> **AIM**
Reproduce the material exactly, omitting nothing.

> **Stored data**
====
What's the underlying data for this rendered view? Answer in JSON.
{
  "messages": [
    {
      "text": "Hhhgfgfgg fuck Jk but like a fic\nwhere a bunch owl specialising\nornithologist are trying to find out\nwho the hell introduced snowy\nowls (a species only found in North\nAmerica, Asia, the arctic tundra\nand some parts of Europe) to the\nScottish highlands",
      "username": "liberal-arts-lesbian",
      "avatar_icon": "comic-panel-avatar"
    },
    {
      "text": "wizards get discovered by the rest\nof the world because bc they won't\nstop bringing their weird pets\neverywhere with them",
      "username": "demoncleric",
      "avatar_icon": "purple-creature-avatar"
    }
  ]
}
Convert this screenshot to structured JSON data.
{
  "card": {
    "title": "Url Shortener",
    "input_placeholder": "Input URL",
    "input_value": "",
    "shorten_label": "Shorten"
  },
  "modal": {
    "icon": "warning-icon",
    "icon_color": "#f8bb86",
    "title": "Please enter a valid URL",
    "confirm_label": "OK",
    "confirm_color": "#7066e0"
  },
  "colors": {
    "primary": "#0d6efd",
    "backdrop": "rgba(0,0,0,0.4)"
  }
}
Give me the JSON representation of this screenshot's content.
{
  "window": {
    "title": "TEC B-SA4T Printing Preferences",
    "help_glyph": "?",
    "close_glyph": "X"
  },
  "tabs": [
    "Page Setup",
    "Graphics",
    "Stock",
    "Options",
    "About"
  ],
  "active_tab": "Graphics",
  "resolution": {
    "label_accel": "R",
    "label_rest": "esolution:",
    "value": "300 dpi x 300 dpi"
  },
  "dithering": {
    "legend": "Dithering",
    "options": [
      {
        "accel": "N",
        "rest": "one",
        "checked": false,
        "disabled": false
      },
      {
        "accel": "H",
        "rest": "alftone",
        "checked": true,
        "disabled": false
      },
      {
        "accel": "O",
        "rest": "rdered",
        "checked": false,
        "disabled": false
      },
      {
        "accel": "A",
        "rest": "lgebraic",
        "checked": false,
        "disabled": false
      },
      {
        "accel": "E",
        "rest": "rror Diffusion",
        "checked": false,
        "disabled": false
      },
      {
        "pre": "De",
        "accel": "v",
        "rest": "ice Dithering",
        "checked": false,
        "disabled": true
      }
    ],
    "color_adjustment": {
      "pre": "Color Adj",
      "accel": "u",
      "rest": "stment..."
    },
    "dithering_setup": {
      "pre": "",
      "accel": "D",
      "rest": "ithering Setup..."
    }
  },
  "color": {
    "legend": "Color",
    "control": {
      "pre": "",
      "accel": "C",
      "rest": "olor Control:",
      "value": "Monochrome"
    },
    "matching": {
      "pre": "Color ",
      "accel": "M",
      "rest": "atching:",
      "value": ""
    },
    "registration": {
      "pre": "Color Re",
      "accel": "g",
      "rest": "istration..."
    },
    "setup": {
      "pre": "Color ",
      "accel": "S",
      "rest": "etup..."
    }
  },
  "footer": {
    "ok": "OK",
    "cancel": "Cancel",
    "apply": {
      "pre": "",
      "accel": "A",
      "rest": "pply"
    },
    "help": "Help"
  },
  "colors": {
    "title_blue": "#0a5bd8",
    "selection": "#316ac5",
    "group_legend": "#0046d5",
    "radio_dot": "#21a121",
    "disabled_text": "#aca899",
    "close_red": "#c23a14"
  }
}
====
> **ANSWER TO THIS EXERCISE**
What's the underlying data for this rendered view? Answer in JSON.
{
  "messages": [
    {
      "text": "Hhhgfgfgg fuck Jk but like a fic\nwhere a bunch owl specialising\nornithologist are trying to find out\nwho the hell introduced snowy\nowls (a species only found in North\nAmerica, Asia, the arctic tundra\nand some parts of Europe) to the\nScottish highlands",
      "username": "liberal-arts-lesbian",
      "avatar_icon": "comic-panel-avatar"
    },
    {
      "text": "wizards get discovered by the rest\nof the world because bc they won't\nstop bringing their weird pets\neverywhere with them",
      "username": "demoncleric",
      "avatar_icon": "purple-creature-avatar"
    }
  ]
}
Convert this screenshot to structured JSON data.
{
  "card": {
    "title": "Url Shortener",
    "input_placeholder": "Input URL",
    "input_value": "",
    "shorten_label": "Shorten"
  },
  "modal": {
    "icon": "warning-icon",
    "icon_color": "#f8bb86",
    "title": "Please enter a valid URL",
    "confirm_label": "OK",
    "confirm_color": "#7066e0"
  },
  "colors": {
    "primary": "#0d6efd",
    "backdrop": "rgba(0,0,0,0.4)"
  }
}
Give me the JSON representation of this screenshot's content.
{
  "window": {
    "title": "TEC B-SA4T Printing Preferences",
    "help_glyph": "?",
    "close_glyph": "X"
  },
  "tabs": [
    "Page Setup",
    "Graphics",
    "Stock",
    "Options",
    "About"
  ],
  "active_tab": "Graphics",
  "resolution": {
    "label_accel": "R",
    "label_rest": "esolution:",
    "value": "300 dpi x 300 dpi"
  },
  "dithering": {
    "legend": "Dithering",
    "options": [
      {
        "accel": "N",
        "rest": "one",
        "checked": false,
        "disabled": false
      },
      {
        "accel": "H",
        "rest": "alftone",
        "checked": true,
        "disabled": false
      },
      {
        "accel": "O",
        "rest": "rdered",
        "checked": false,
        "disabled": false
      },
      {
        "accel": "A",
        "rest": "lgebraic",
        "checked": false,
        "disabled": false
      },
      {
        "accel": "E",
        "rest": "rror Diffusion",
        "checked": false,
        "disabled": false
      },
      {
        "pre": "De",
        "accel": "v",
        "rest": "ice Dithering",
        "checked": false,
        "disabled": true
      }
    ],
    "color_adjustment": {
      "pre": "Color Adj",
      "accel": "u",
      "rest": "stment..."
    },
    "dithering_setup": {
      "pre": "",
      "accel": "D",
      "rest": "ithering Setup..."
    }
  },
  "color": {
    "legend": "Color",
    "control": {
      "pre": "",
      "accel": "C",
      "rest": "olor Control:",
      "value": "Monochrome"
    },
    "matching": {
      "pre": "Color ",
      "accel": "M",
      "rest": "atching:",
      "value": ""
    },
    "registration": {
      "pre": "Color Re",
      "accel": "g",
      "rest": "istration..."
    },
    "setup": {
      "pre": "Color ",
      "accel": "S",
      "rest": "etup..."
    }
  },
  "footer": {
    "ok": "OK",
    "cancel": "Cancel",
    "apply": {
      "pre": "",
      "accel": "A",
      "rest": "pply"
    },
    "help": "Help"
  },
  "colors": {
    "title_blue": "#0a5bd8",
    "selection": "#316ac5",
    "group_legend": "#0046d5",
    "radio_dot": "#21a121",
    "disabled_text": "#aca899",
    "close_red": "#c23a14"
  }
}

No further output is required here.